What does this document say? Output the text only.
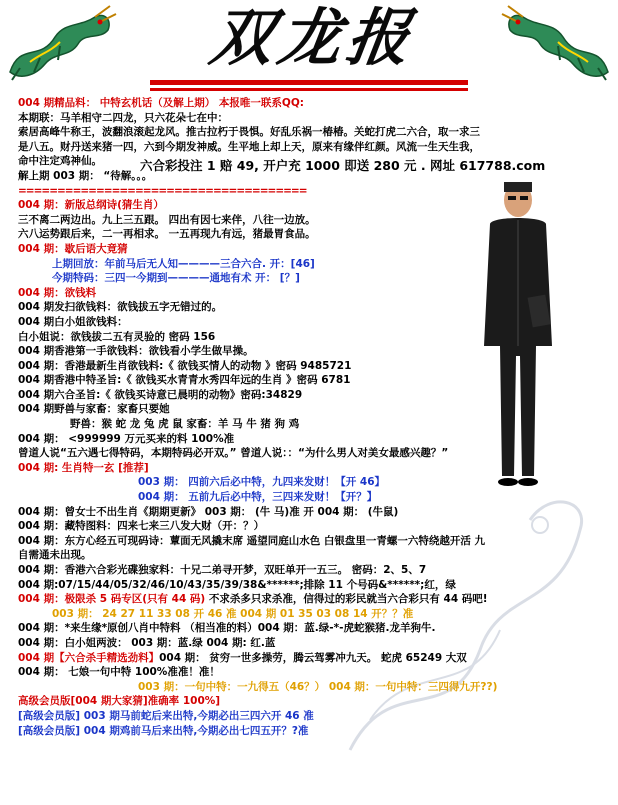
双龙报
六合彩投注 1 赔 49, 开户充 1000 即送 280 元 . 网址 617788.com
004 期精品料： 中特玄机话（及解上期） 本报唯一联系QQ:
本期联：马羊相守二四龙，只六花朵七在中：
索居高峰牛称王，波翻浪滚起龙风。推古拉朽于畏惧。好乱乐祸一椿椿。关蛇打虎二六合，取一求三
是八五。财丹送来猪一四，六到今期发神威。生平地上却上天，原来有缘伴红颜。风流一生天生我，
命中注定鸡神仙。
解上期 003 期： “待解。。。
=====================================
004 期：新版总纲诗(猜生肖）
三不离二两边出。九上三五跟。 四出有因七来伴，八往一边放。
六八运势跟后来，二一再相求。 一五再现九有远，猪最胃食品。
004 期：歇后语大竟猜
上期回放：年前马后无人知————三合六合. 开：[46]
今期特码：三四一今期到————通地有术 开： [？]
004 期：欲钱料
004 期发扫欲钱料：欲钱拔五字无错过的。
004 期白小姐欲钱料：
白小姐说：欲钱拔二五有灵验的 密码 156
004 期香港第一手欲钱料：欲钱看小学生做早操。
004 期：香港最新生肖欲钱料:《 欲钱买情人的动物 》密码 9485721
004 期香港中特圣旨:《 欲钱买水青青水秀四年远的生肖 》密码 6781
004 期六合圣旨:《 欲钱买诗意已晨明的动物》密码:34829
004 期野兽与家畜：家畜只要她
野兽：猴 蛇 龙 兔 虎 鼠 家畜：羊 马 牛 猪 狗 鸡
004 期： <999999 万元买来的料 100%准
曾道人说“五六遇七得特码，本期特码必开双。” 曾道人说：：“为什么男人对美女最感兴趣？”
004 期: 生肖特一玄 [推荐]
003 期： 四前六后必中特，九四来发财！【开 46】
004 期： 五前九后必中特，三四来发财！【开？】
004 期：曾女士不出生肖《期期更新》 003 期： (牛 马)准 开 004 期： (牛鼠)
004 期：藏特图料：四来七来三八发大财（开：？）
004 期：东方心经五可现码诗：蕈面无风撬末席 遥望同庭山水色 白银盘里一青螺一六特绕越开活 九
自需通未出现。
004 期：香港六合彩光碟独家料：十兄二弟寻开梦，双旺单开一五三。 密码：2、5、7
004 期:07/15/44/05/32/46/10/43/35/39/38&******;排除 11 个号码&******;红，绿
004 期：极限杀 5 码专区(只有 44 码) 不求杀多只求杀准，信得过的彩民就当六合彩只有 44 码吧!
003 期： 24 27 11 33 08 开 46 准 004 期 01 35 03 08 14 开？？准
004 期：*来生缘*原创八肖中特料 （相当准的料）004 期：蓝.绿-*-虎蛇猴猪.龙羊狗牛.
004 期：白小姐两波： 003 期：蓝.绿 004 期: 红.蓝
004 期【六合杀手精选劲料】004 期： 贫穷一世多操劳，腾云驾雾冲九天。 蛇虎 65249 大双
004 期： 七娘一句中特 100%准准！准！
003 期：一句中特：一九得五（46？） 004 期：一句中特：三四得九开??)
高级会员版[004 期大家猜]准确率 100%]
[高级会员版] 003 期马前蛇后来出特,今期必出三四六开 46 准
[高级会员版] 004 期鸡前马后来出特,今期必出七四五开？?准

--

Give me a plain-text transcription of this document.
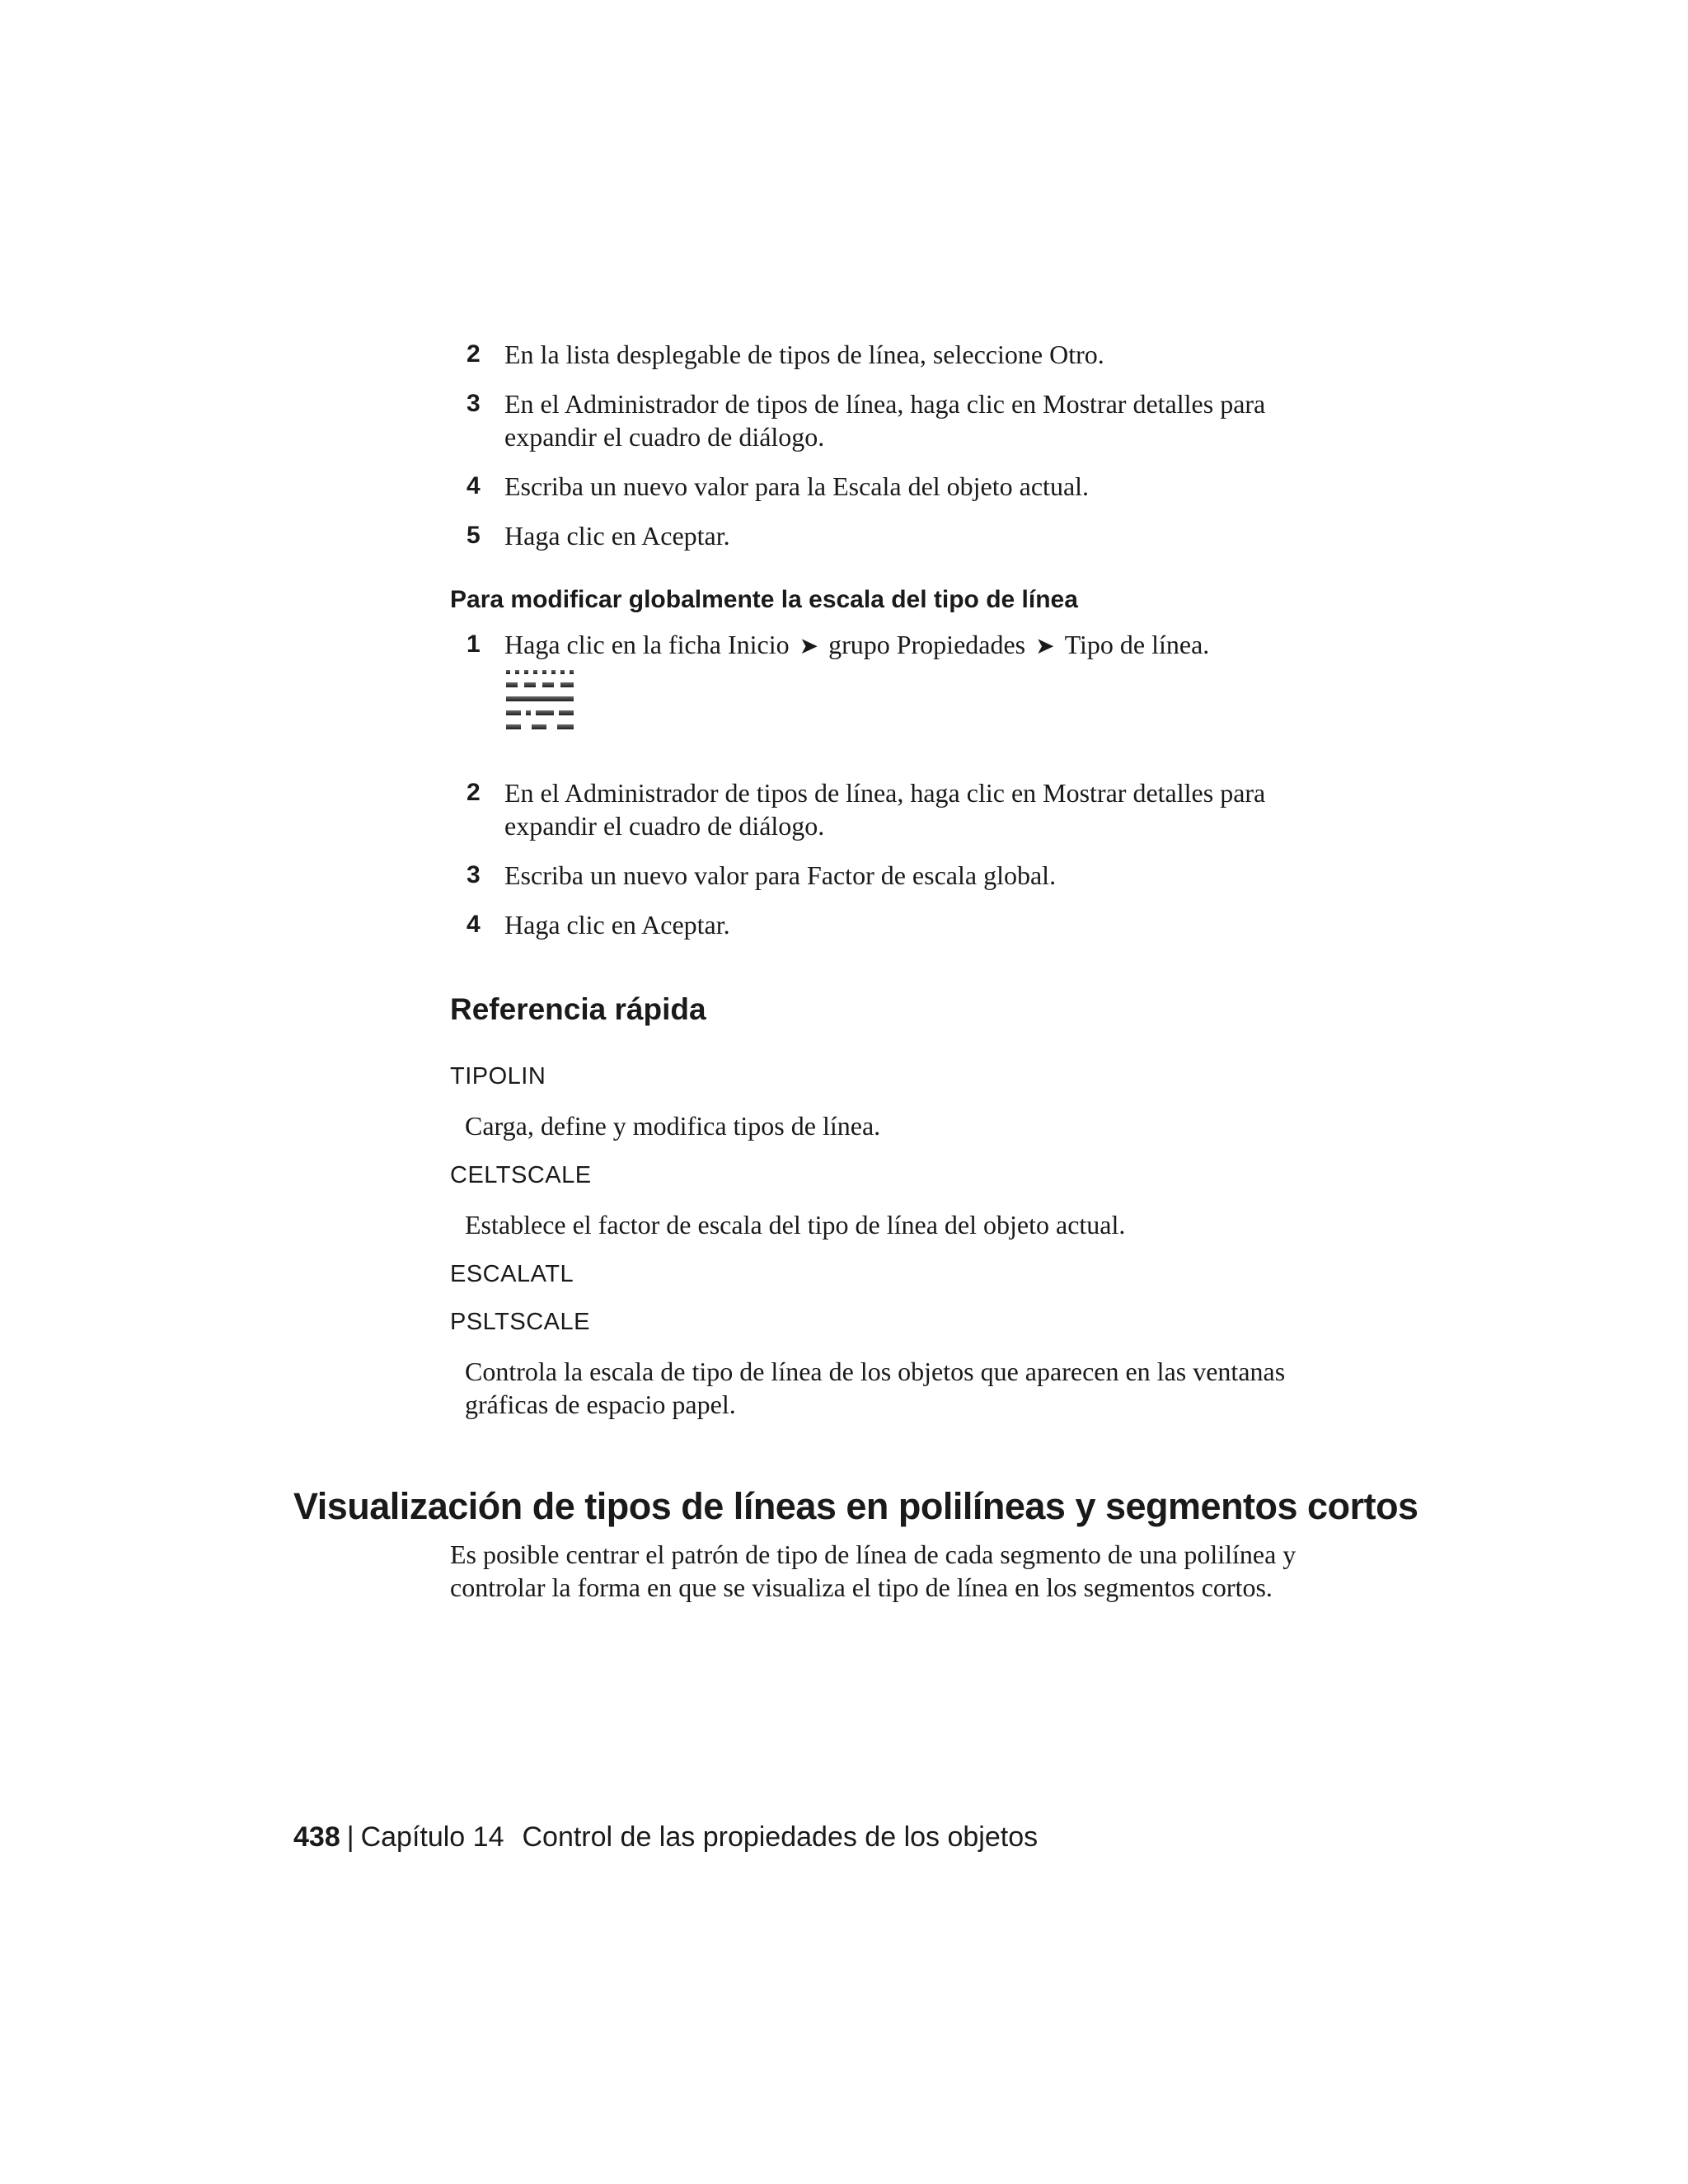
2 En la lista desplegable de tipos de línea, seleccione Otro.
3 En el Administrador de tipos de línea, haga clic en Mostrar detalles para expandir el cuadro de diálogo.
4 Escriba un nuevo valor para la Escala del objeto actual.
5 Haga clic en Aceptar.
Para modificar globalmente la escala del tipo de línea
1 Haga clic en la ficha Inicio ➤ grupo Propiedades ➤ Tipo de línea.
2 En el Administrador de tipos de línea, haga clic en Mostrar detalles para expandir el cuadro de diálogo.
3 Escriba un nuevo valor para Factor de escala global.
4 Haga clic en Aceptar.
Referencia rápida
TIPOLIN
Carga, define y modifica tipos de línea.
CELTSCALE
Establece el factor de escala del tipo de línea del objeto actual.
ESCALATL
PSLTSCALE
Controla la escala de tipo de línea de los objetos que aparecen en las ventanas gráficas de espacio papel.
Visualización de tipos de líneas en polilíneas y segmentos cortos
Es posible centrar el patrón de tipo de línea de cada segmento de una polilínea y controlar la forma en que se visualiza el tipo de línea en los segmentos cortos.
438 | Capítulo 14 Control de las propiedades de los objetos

### [Exercise prompt]
Using the listing, copy every line where the word "expandir" shows up.

### [Exercise result]
3 En el Administrador de tipos de línea, haga clic en Mostrar detalles para expandir el cuadro de diálogo.
2 En el Administrador de tipos de línea, haga clic en Mostrar detalles para expandir el cuadro de diálogo.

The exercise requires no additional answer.